Goal:
In the entries below, count the lines holding "section". Reply with the number only.

A block of data:
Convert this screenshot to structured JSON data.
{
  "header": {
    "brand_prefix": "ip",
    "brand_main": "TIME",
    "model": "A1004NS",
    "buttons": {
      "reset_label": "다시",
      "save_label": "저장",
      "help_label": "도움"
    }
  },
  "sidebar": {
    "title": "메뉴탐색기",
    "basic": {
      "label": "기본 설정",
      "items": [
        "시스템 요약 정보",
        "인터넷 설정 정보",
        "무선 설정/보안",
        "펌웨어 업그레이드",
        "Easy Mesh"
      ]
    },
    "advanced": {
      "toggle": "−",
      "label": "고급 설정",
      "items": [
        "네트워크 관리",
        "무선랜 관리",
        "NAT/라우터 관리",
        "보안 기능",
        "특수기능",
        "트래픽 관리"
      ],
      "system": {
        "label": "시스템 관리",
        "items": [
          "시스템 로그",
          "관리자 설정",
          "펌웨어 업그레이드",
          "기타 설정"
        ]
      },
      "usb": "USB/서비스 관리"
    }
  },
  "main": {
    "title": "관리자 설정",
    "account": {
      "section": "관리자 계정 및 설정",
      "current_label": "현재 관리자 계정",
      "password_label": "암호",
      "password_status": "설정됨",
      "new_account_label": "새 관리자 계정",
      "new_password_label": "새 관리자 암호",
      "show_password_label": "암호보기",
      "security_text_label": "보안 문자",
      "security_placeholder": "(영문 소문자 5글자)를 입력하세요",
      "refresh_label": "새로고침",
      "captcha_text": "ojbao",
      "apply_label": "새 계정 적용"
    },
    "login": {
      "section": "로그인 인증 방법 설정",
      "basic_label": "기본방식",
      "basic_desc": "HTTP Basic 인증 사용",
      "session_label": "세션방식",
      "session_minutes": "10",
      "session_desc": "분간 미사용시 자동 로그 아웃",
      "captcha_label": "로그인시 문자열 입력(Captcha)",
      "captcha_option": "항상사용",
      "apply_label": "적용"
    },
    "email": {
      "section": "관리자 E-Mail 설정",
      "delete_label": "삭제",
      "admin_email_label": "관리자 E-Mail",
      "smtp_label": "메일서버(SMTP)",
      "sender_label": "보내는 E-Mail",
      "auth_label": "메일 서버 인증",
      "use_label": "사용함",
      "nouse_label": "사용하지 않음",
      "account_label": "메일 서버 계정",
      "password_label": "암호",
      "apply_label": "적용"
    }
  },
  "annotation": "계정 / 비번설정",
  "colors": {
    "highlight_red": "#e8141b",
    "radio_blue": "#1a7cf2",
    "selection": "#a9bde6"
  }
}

Task answer:
3